Exercise directions >>
Please output everything in the listing from its first line down through the line containing "- volume-bar-volumen-day-9: [150, 365, 160, 479]", copying each line character for character.

Listing >>
____________

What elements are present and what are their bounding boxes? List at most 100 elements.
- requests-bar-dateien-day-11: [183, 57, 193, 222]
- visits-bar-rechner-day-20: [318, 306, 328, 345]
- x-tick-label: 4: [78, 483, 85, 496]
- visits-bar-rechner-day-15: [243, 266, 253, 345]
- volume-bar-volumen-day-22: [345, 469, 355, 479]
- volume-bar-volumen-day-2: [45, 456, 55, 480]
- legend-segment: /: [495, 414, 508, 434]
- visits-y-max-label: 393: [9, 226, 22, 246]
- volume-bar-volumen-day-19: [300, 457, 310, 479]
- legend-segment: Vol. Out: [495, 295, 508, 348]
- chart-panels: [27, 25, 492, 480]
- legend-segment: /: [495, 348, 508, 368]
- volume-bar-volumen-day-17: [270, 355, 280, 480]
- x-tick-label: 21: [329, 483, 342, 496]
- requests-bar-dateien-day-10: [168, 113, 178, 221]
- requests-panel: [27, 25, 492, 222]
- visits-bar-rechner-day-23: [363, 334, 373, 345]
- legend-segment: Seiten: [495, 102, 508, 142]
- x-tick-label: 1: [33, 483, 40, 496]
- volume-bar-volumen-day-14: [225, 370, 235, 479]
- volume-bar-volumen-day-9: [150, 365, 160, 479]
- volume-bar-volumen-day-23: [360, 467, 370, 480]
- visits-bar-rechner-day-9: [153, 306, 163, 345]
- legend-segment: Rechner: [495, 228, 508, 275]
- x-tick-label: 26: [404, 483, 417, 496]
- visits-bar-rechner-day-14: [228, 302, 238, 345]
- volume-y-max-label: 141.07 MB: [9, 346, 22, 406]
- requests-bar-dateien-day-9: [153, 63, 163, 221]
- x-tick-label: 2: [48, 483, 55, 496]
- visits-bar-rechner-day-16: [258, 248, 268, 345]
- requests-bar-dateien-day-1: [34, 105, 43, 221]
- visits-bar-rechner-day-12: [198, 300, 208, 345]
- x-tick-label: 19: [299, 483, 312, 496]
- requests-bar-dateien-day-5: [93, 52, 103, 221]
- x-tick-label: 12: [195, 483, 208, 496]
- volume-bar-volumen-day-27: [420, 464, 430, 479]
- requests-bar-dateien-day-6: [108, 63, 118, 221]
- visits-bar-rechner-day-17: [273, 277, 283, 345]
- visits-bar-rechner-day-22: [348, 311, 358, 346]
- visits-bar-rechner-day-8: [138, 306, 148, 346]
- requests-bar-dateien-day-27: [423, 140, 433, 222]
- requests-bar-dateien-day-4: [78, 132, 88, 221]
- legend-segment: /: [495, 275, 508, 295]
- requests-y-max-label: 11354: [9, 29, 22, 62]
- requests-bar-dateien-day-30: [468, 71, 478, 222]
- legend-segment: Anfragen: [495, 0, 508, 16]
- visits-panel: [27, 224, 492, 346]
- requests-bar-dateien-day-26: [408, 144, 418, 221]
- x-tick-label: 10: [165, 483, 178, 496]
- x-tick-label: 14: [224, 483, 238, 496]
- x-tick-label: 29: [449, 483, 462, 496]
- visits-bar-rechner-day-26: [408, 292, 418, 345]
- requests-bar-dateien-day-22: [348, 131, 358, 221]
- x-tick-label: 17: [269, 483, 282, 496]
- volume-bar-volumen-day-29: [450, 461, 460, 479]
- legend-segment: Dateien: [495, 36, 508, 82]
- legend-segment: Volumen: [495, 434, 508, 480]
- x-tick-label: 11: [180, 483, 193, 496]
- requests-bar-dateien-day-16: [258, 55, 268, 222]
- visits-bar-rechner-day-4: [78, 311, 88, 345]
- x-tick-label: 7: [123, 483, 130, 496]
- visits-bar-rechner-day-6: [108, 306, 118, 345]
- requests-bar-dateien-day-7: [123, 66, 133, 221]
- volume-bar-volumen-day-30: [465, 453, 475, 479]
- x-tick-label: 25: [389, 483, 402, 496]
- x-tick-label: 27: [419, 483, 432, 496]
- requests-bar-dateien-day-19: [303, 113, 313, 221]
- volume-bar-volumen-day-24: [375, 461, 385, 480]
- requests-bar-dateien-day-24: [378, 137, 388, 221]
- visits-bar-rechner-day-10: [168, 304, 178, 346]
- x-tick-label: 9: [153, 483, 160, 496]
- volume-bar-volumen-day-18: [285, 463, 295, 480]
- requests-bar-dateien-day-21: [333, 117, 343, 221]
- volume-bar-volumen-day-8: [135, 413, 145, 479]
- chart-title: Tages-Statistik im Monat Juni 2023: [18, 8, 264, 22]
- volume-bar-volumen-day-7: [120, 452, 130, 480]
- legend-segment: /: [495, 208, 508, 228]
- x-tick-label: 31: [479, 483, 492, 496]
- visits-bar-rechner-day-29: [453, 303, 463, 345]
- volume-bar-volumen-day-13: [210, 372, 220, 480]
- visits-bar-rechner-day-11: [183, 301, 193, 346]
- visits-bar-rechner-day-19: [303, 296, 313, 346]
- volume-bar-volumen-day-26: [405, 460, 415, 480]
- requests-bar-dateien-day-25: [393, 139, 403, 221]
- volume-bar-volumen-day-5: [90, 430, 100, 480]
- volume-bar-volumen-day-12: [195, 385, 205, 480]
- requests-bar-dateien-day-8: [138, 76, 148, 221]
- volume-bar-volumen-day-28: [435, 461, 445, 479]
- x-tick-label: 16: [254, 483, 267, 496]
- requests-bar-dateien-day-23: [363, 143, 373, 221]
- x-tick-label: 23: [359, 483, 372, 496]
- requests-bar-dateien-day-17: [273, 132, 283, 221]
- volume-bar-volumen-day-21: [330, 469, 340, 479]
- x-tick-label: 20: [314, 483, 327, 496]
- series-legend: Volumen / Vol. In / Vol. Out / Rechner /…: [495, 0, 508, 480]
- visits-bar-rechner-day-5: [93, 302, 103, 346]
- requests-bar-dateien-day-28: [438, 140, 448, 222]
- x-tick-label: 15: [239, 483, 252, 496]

____________

Task solution >>
What elements are present and what are their bounding boxes? List at most 100 elements.
- requests-bar-dateien-day-11: [183, 57, 193, 222]
- visits-bar-rechner-day-20: [318, 306, 328, 345]
- x-tick-label: 4: [78, 483, 85, 496]
- visits-bar-rechner-day-15: [243, 266, 253, 345]
- volume-bar-volumen-day-22: [345, 469, 355, 479]
- volume-bar-volumen-day-2: [45, 456, 55, 480]
- legend-segment: /: [495, 414, 508, 434]
- visits-y-max-label: 393: [9, 226, 22, 246]
- volume-bar-volumen-day-19: [300, 457, 310, 479]
- legend-segment: Vol. Out: [495, 295, 508, 348]
- chart-panels: [27, 25, 492, 480]
- legend-segment: /: [495, 348, 508, 368]
- volume-bar-volumen-day-17: [270, 355, 280, 480]
- x-tick-label: 21: [329, 483, 342, 496]
- requests-bar-dateien-day-10: [168, 113, 178, 221]
- requests-panel: [27, 25, 492, 222]
- visits-bar-rechner-day-23: [363, 334, 373, 345]
- legend-segment: Seiten: [495, 102, 508, 142]
- x-tick-label: 1: [33, 483, 40, 496]
- volume-bar-volumen-day-14: [225, 370, 235, 479]
- volume-bar-volumen-day-9: [150, 365, 160, 479]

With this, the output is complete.